##### Exercise inputs #####
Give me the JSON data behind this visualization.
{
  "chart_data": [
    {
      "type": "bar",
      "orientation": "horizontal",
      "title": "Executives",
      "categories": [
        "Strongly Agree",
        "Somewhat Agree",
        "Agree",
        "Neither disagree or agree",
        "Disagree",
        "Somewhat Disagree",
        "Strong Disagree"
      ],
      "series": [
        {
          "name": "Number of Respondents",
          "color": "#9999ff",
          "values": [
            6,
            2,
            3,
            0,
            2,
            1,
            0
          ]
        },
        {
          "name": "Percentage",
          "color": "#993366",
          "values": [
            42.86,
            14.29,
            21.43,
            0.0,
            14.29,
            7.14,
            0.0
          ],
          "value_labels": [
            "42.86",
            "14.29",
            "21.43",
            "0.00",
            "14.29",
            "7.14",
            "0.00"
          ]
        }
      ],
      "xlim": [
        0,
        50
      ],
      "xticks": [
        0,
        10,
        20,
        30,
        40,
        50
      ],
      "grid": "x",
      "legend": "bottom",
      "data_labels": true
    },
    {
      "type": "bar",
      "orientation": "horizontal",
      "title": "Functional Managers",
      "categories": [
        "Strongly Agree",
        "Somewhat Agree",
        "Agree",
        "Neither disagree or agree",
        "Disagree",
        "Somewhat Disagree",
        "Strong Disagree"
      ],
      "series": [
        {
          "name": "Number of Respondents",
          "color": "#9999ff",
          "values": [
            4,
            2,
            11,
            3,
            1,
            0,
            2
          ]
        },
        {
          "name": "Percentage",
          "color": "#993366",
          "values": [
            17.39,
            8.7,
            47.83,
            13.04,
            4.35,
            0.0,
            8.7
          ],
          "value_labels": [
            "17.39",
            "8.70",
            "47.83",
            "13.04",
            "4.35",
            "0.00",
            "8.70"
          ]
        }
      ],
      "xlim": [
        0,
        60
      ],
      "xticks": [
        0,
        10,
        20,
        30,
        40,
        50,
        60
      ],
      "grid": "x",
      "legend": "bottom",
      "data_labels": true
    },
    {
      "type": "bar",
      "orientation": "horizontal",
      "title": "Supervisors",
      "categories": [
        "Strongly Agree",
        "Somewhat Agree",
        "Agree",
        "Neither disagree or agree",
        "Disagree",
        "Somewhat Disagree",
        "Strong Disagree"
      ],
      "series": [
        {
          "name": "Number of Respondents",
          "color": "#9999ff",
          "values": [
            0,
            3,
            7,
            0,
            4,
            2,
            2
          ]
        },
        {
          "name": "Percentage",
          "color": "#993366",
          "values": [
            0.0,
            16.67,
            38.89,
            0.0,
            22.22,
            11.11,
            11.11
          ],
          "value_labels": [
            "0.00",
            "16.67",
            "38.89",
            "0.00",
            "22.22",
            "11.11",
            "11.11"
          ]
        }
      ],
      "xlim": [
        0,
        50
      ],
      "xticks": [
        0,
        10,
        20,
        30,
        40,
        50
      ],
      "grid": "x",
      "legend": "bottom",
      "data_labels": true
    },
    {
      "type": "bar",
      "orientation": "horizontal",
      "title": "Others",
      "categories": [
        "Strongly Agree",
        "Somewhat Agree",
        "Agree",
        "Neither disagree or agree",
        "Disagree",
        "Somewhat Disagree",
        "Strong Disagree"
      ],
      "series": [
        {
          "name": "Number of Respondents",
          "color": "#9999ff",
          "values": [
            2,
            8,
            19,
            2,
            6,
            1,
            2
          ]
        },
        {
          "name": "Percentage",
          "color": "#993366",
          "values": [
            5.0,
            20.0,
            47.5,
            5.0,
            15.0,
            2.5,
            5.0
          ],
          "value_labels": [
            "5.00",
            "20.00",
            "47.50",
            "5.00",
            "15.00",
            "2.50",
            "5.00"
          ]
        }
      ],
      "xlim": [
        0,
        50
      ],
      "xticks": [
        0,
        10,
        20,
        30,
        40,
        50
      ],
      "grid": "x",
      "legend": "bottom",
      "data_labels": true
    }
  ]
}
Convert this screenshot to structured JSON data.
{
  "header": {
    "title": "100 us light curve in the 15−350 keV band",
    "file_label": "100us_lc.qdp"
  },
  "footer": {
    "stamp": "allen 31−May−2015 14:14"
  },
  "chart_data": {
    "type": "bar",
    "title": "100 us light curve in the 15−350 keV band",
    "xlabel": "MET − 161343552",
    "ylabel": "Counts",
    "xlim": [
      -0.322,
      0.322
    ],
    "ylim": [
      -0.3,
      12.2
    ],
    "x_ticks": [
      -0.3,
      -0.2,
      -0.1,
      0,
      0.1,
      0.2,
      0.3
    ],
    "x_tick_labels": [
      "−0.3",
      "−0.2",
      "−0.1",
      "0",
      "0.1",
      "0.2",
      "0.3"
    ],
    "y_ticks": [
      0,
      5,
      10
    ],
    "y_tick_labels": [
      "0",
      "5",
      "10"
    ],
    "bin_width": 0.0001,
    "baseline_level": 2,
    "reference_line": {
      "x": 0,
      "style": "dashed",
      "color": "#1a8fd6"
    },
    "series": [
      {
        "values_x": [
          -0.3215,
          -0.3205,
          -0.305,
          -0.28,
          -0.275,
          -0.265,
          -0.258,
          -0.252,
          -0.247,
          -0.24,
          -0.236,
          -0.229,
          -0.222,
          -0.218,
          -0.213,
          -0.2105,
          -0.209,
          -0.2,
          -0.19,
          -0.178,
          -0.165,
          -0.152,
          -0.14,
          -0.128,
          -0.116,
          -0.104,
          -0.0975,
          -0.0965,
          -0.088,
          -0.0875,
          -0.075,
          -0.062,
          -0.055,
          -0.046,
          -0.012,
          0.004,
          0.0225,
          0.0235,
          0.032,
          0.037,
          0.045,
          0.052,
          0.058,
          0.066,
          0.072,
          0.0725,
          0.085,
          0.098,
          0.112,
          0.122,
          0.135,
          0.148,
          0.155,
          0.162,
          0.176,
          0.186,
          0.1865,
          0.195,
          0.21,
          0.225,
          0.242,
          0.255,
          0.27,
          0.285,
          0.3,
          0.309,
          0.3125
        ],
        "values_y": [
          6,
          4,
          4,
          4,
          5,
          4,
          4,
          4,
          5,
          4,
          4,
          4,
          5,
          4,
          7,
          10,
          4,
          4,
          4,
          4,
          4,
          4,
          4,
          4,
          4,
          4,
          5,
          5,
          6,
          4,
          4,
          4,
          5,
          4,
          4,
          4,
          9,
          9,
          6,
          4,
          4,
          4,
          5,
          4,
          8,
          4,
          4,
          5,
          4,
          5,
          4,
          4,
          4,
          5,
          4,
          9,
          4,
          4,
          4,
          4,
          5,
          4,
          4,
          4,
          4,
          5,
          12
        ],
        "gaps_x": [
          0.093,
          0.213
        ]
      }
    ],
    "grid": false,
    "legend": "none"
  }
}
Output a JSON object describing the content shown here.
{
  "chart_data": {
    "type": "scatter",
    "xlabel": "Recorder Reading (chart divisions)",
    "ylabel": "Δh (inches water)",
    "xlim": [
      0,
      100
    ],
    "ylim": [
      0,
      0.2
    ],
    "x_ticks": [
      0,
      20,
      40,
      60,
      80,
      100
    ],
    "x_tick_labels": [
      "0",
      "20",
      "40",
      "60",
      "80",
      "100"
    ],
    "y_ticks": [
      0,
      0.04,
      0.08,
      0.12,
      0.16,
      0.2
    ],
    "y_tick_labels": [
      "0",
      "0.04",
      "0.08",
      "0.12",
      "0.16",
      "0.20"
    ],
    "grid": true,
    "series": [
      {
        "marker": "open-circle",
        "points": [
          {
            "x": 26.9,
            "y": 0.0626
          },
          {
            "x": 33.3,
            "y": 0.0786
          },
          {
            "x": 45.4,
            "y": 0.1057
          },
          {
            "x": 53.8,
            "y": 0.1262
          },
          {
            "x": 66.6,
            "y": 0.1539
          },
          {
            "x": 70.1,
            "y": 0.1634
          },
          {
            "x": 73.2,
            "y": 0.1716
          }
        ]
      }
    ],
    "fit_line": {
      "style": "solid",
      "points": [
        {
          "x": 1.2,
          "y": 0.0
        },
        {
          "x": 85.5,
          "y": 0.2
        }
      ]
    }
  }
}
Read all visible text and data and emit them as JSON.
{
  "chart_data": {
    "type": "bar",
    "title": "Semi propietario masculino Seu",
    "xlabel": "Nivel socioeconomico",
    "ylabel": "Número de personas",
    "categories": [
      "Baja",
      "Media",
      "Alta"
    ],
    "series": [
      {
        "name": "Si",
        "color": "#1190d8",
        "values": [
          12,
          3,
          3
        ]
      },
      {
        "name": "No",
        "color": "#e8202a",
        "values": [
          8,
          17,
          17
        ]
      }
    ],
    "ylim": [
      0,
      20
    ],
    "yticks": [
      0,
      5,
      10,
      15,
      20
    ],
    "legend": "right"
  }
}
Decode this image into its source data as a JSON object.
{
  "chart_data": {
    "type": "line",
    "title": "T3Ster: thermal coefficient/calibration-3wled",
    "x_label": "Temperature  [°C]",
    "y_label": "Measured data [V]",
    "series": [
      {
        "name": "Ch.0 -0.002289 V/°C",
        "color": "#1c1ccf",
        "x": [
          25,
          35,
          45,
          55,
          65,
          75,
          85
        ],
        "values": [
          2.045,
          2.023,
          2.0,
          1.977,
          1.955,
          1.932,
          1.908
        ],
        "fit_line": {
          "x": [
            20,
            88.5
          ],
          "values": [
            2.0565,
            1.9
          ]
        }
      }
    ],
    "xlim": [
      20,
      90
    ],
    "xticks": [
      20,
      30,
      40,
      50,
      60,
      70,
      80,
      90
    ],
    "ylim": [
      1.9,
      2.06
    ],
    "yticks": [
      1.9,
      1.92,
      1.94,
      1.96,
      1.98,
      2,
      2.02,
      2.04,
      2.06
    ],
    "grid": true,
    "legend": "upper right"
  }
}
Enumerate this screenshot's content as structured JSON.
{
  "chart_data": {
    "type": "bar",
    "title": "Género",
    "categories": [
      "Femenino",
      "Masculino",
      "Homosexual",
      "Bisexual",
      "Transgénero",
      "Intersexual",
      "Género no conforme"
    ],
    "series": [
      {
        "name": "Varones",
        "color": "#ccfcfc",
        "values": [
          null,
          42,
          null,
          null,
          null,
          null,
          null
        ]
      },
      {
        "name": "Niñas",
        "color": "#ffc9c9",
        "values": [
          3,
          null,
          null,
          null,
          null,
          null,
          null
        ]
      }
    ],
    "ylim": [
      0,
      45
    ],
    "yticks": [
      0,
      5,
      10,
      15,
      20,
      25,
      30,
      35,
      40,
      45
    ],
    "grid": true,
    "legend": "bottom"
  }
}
#####
● What this task involves
Take every line containing the word "screenshot" and copy it.

● Full answer
Convert this screenshot to structured JSON data.
Enumerate this screenshot's content as structured JSON.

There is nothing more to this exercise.